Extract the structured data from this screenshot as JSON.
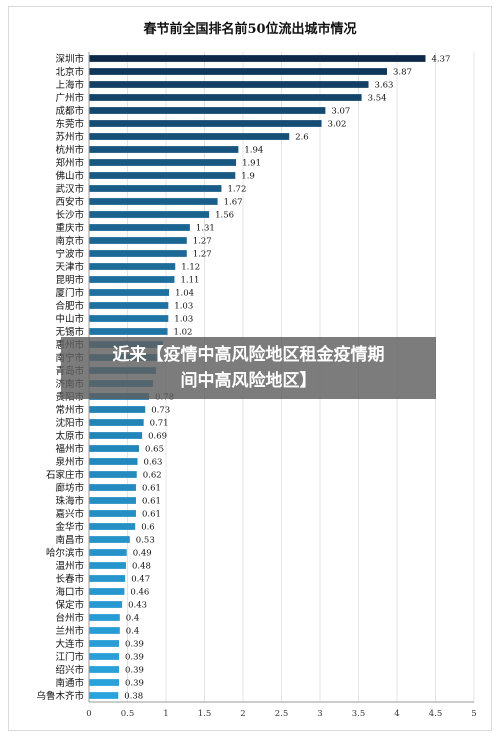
{
  "chart_data": {
    "type": "bar",
    "orientation": "horizontal",
    "title": "春节前全国排名前50位流出城市情况",
    "xlim": [
      0,
      5
    ],
    "xticks": [
      "0",
      "0.5",
      "1",
      "1.5",
      "2",
      "2.5",
      "3",
      "3.5",
      "4",
      "4.5",
      "5"
    ],
    "grid": true,
    "categories": [
      "深圳市",
      "北京市",
      "上海市",
      "广州市",
      "成都市",
      "东莞市",
      "苏州市",
      "杭州市",
      "郑州市",
      "佛山市",
      "武汉市",
      "西安市",
      "长沙市",
      "重庆市",
      "南京市",
      "宁波市",
      "天津市",
      "昆明市",
      "厦门市",
      "合肥市",
      "中山市",
      "无锡市",
      "惠州市",
      "南宁市",
      "青岛市",
      "济南市",
      "贵阳市",
      "常州市",
      "沈阳市",
      "太原市",
      "福州市",
      "泉州市",
      "石家庄市",
      "廊坊市",
      "珠海市",
      "嘉兴市",
      "金华市",
      "南昌市",
      "哈尔滨市",
      "温州市",
      "长春市",
      "海口市",
      "保定市",
      "台州市",
      "兰州市",
      "大连市",
      "江门市",
      "绍兴市",
      "南通市",
      "乌鲁木齐市"
    ],
    "values": [
      4.37,
      3.87,
      3.63,
      3.54,
      3.07,
      3.02,
      2.6,
      1.94,
      1.91,
      1.9,
      1.72,
      1.67,
      1.56,
      1.31,
      1.27,
      1.27,
      1.12,
      1.11,
      1.04,
      1.03,
      1.03,
      1.02,
      0.96,
      0.9,
      0.87,
      0.83,
      0.78,
      0.73,
      0.71,
      0.69,
      0.65,
      0.63,
      0.62,
      0.61,
      0.61,
      0.61,
      0.6,
      0.53,
      0.49,
      0.48,
      0.47,
      0.46,
      0.43,
      0.4,
      0.4,
      0.39,
      0.39,
      0.39,
      0.39,
      0.38
    ],
    "value_labels": [
      "4.37",
      "3.87",
      "3.63",
      "3.54",
      "3.07",
      "3.02",
      "2.6",
      "1.94",
      "1.91",
      "1.9",
      "1.72",
      "1.67",
      "1.56",
      "1.31",
      "1.27",
      "1.27",
      "1.12",
      "1.11",
      "1.04",
      "1.03",
      "1.03",
      "1.02",
      "",
      "",
      "",
      "",
      "0.78",
      "0.73",
      "0.71",
      "0.69",
      "0.65",
      "0.63",
      "0.62",
      "0.61",
      "0.61",
      "0.61",
      "0.6",
      "0.53",
      "0.49",
      "0.48",
      "0.47",
      "0.46",
      "0.43",
      "0.4",
      "0.4",
      "0.39",
      "0.39",
      "0.39",
      "0.39",
      "0.38"
    ],
    "colors": {
      "dark": "#0d2a4a",
      "light": "#29a3dd"
    }
  },
  "banner": {
    "line1": "近来【疫情中高风险地区租金疫情期",
    "line2": "间中高风险地区】"
  }
}
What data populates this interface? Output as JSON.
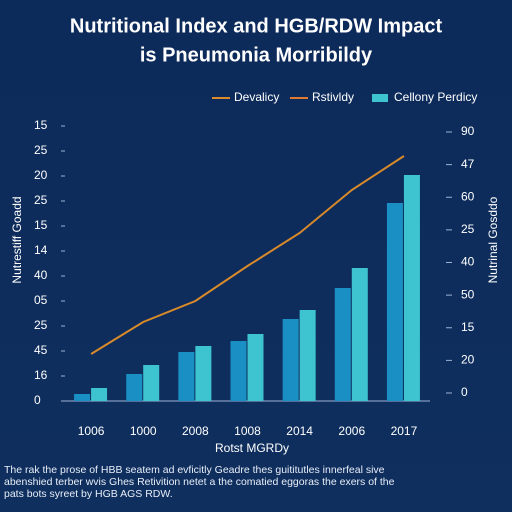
{
  "chart_data": {
    "type": "bar",
    "title": [
      "Nutritional Index and HGB/RDW Impact",
      "is Pneumonia Morribildy"
    ],
    "x_label": "Rotst MGRDy",
    "y_label": "Nutrestiff Goadd",
    "y2_label": "Nutrinal Gosddo",
    "categories": [
      "1006",
      "1000",
      "2008",
      "1008",
      "2014",
      "2006",
      "2017"
    ],
    "series": [
      {
        "name": "Devalicy",
        "type": "line",
        "color": "#d98a2a",
        "values": [
          1.88,
          3.16,
          4.0,
          5.4,
          6.72,
          8.44,
          9.8
        ]
      },
      {
        "name": "Rstivldy",
        "type": "bar",
        "color": "#1a8fc4",
        "legend_color": "#e07a30",
        "values": [
          0.28,
          1.08,
          1.96,
          2.4,
          3.28,
          4.52,
          7.92
        ]
      },
      {
        "name": "Cellony Perdicy",
        "type": "bar",
        "color": "#3ec4d0",
        "values": [
          0.52,
          1.44,
          2.2,
          2.68,
          3.64,
          5.32,
          9.04
        ]
      }
    ],
    "ylim": [
      0,
      11
    ],
    "yticks": [
      {
        "value": 0,
        "label": "0"
      },
      {
        "value": 1,
        "label": "16"
      },
      {
        "value": 2,
        "label": "45"
      },
      {
        "value": 3,
        "label": "25"
      },
      {
        "value": 4,
        "label": "05"
      },
      {
        "value": 5,
        "label": "40"
      },
      {
        "value": 6,
        "label": "14"
      },
      {
        "value": 7,
        "label": "15"
      },
      {
        "value": 8,
        "label": "25"
      },
      {
        "value": 9,
        "label": "20"
      },
      {
        "value": 10,
        "label": "25"
      },
      {
        "value": 11,
        "label": "15"
      }
    ],
    "y2lim": [
      0,
      8
    ],
    "y2ticks": [
      0,
      {
        "value": 1,
        "label": "20"
      },
      {
        "value": 2,
        "label": "15"
      },
      {
        "value": 3,
        "label": "50"
      },
      {
        "value": 4,
        "label": "40"
      },
      {
        "value": 5,
        "label": "25"
      },
      {
        "value": 6,
        "label": "60"
      },
      {
        "value": 7,
        "label": "47"
      },
      {
        "value": 8,
        "label": "90"
      }
    ],
    "legend": "top-right",
    "caption": [
      "The rak the prose of HBB seatem ad evficitly Geadre thes guititutles innerfeal sive",
      "abenshied terber wvis Ghes Retivition netet a the comatied eggoras the exers of the",
      "pats bots syreet by HGB AGS RDW."
    ]
  }
}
▬▬▬▬▬▬▬▬▬▬
Your objective | Quote every record above exactly, leaving out any pictures.

Right answer |
Extract the structured data from this screenshot as JSON.
{
  "chart_data": {
    "type": "bar",
    "orientation": "horizontal",
    "title": "春节前全国排名前50位流出城市情况",
    "xlim": [
      0,
      5
    ],
    "xticks": [
      "0",
      "0.5",
      "1",
      "1.5",
      "2",
      "2.5",
      "3",
      "3.5",
      "4",
      "4.5",
      "5"
    ],
    "grid": true,
    "categories": [
      "深圳市",
      "北京市",
      "上海市",
      "广州市",
      "成都市",
      "东莞市",
      "苏州市",
      "杭州市",
      "郑州市",
      "佛山市",
      "武汉市",
      "西安市",
      "长沙市",
      "重庆市",
      "南京市",
      "宁波市",
      "天津市",
      "昆明市",
      "厦门市",
      "合肥市",
      "中山市",
      "无锡市",
      "惠州市",
      "南宁市",
      "青岛市",
      "济南市",
      "贵阳市",
      "常州市",
      "沈阳市",
      "太原市",
      "福州市",
      "泉州市",
      "石家庄市",
      "廊坊市",
      "珠海市",
      "嘉兴市",
      "金华市",
      "南昌市",
      "哈尔滨市",
      "温州市",
      "长春市",
      "海口市",
      "保定市",
      "台州市",
      "兰州市",
      "大连市",
      "江门市",
      "绍兴市",
      "南通市",
      "乌鲁木齐市"
    ],
    "values": [
      4.37,
      3.87,
      3.63,
      3.54,
      3.07,
      3.02,
      2.6,
      1.94,
      1.91,
      1.9,
      1.72,
      1.67,
      1.56,
      1.31,
      1.27,
      1.27,
      1.12,
      1.11,
      1.04,
      1.03,
      1.03,
      1.02,
      0.96,
      0.9,
      0.87,
      0.83,
      0.78,
      0.73,
      0.71,
      0.69,
      0.65,
      0.63,
      0.62,
      0.61,
      0.61,
      0.61,
      0.6,
      0.53,
      0.49,
      0.48,
      0.47,
      0.46,
      0.43,
      0.4,
      0.4,
      0.39,
      0.39,
      0.39,
      0.39,
      0.38
    ],
    "value_labels": [
      "4.37",
      "3.87",
      "3.63",
      "3.54",
      "3.07",
      "3.02",
      "2.6",
      "1.94",
      "1.91",
      "1.9",
      "1.72",
      "1.67",
      "1.56",
      "1.31",
      "1.27",
      "1.27",
      "1.12",
      "1.11",
      "1.04",
      "1.03",
      "1.03",
      "1.02",
      "",
      "",
      "",
      "",
      "0.78",
      "0.73",
      "0.71",
      "0.69",
      "0.65",
      "0.63",
      "0.62",
      "0.61",
      "0.61",
      "0.61",
      "0.6",
      "0.53",
      "0.49",
      "0.48",
      "0.47",
      "0.46",
      "0.43",
      "0.4",
      "0.4",
      "0.39",
      "0.39",
      "0.39",
      "0.39",
      "0.38"
    ],
    "colors": {
      "dark": "#0d2a4a",
      "light": "#29a3dd"
    }
  },
  "banner": {
    "line1": "近来【疫情中高风险地区租金疫情期",
    "line2": "间中高风险地区】"
  }
}
What data populates this interface? Output as JSON.
{
  "chart_data": {
    "type": "bar",
    "title": [
      "Nutritional Index and HGB/RDW Impact",
      "is Pneumonia Morribildy"
    ],
    "x_label": "Rotst MGRDy",
    "y_label": "Nutrestiff Goadd",
    "y2_label": "Nutrinal Gosddo",
    "categories": [
      "1006",
      "1000",
      "2008",
      "1008",
      "2014",
      "2006",
      "2017"
    ],
    "series": [
      {
        "name": "Devalicy",
        "type": "line",
        "color": "#d98a2a",
        "values": [
          1.88,
          3.16,
          4.0,
          5.4,
          6.72,
          8.44,
          9.8
        ]
      },
      {
        "name": "Rstivldy",
        "type": "bar",
        "color": "#1a8fc4",
        "legend_color": "#e07a30",
        "values": [
          0.28,
          1.08,
          1.96,
          2.4,
          3.28,
          4.52,
          7.92
        ]
      },
      {
        "name": "Cellony Perdicy",
        "type": "bar",
        "color": "#3ec4d0",
        "values": [
          0.52,
          1.44,
          2.2,
          2.68,
          3.64,
          5.32,
          9.04
        ]
      }
    ],
    "ylim": [
      0,
      11
    ],
    "yticks": [
      {
        "value": 0,
        "label": "0"
      },
      {
        "value": 1,
        "label": "16"
      },
      {
        "value": 2,
        "label": "45"
      },
      {
        "value": 3,
        "label": "25"
      },
      {
        "value": 4,
        "label": "05"
      },
      {
        "value": 5,
        "label": "40"
      },
      {
        "value": 6,
        "label": "14"
      },
      {
        "value": 7,
        "label": "15"
      },
      {
        "value": 8,
        "label": "25"
      },
      {
        "value": 9,
        "label": "20"
      },
      {
        "value": 10,
        "label": "25"
      },
      {
        "value": 11,
        "label": "15"
      }
    ],
    "y2lim": [
      0,
      8
    ],
    "y2ticks": [
      0,
      {
        "value": 1,
        "label": "20"
      },
      {
        "value": 2,
        "label": "15"
      },
      {
        "value": 3,
        "label": "50"
      },
      {
        "value": 4,
        "label": "40"
      },
      {
        "value": 5,
        "label": "25"
      },
      {
        "value": 6,
        "label": "60"
      },
      {
        "value": 7,
        "label": "47"
      },
      {
        "value": 8,
        "label": "90"
      }
    ],
    "legend": "top-right",
    "caption": [
      "The rak the prose of HBB seatem ad evficitly Geadre thes guititutles innerfeal sive",
      "abenshied terber wvis Ghes Retivition netet a the comatied eggoras the exers of the",
      "pats bots syreet by HGB AGS RDW."
    ]
  }
}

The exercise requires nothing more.